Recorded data
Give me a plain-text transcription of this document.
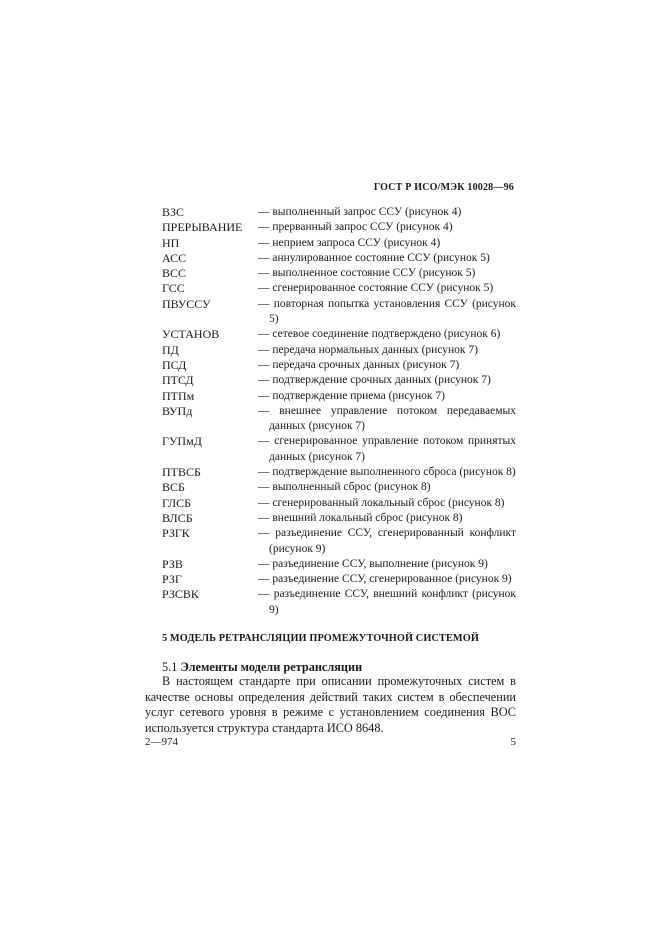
ГОСТ Р ИСО/МЭК 10028—96
ВЗС	— выполненный запрос ССУ (рисунок 4)
ПРЕРЫВАНИЕ	— прерванный запрос ССУ (рисунок 4)
НП	— неприем запроса ССУ (рисунок 4)
АСС	— аннулированное состояние ССУ (рисунок 5)
ВСС	— выполненное состояние ССУ (рисунок 5)
ГСС	— сгенерированное состояние ССУ (рисунок 5)
ПВУССУ	— повторная попытка установления ССУ (рисунок 5)
УСТАНОВ	— сетевое соединение подтверждено (рисунок 6)
ПД	— передача нормальных данных (рисунок 7)
ПСД	— передача срочных данных (рисунок 7)
ПТСД	— подтверждение срочных данных (рисунок 7)
ПТПм	— подтверждение приема (рисунок 7)
ВУПд	— внешнее управление потоком передаваемых данных (рисунок 7)
ГУПмД	— сгенерированное управление потоком принятых данных (рисунок 7)
ПТВСБ	— подтверждение выполненного сброса (рисунок 8)
ВСБ	— выполненный сброс (рисунок 8)
ГЛСБ	— сгенерированный локальный сброс (рисунок 8)
ВЛСБ	— внешний локальный сброс (рисунок 8)
РЗГК	— разъединение ССУ, сгенерированный конфликт (рисунок 9)
РЗВ	— разъединение ССУ, выполнение (рисунок 9)
РЗГ	— разъединение ССУ, сгенерированное (рисунок 9)
РЗСВК	— разъединение ССУ, внешний конфликт (рисунок 9)
5 МОДЕЛЬ РЕТРАНСЛЯЦИИ ПРОМЕЖУТОЧНОЙ СИСТЕМОЙ
5.1 Элементы модели ретрансляции
В настоящем стандарте при описании промежуточных систем в качестве основы определения действий таких систем в обеспечении услуг сетевого уровня в режиме с установлением соединения ВОС используется структура стандарта ИСО 8648.
2—974	5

> **What to do**: Repeat the records above exactly, leaving out the pictures.

> **The solution**:
Give me a plain-text transcription of this document.
ГОСТ Р ИСО/МЭК 10028—96
ВЗС	— выполненный запрос ССУ (рисунок 4)
ПРЕРЫВАНИЕ	— прерванный запрос ССУ (рисунок 4)
НП	— неприем запроса ССУ (рисунок 4)
АСС	— аннулированное состояние ССУ (рисунок 5)
ВСС	— выполненное состояние ССУ (рисунок 5)
ГСС	— сгенерированное состояние ССУ (рисунок 5)
ПВУССУ	— повторная попытка установления ССУ (рисунок 5)
УСТАНОВ	— сетевое соединение подтверждено (рисунок 6)
ПД	— передача нормальных данных (рисунок 7)
ПСД	— передача срочных данных (рисунок 7)
ПТСД	— подтверждение срочных данных (рисунок 7)
ПТПм	— подтверждение приема (рисунок 7)
ВУПд	— внешнее управление потоком передаваемых данных (рисунок 7)
ГУПмД	— сгенерированное управление потоком принятых данных (рисунок 7)
ПТВСБ	— подтверждение выполненного сброса (рисунок 8)
ВСБ	— выполненный сброс (рисунок 8)
ГЛСБ	— сгенерированный локальный сброс (рисунок 8)
ВЛСБ	— внешний локальный сброс (рисунок 8)
РЗГК	— разъединение ССУ, сгенерированный конфликт (рисунок 9)
РЗВ	— разъединение ССУ, выполнение (рисунок 9)
РЗГ	— разъединение ССУ, сгенерированное (рисунок 9)
РЗСВК	— разъединение ССУ, внешний конфликт (рисунок 9)
5 МОДЕЛЬ РЕТРАНСЛЯЦИИ ПРОМЕЖУТОЧНОЙ СИСТЕМОЙ
5.1 Элементы модели ретрансляции
В настоящем стандарте при описании промежуточных систем в качестве основы определения действий таких систем в обеспечении услуг сетевого уровня в режиме с установлением соединения ВОС используется структура стандарта ИСО 8648.
2—974	5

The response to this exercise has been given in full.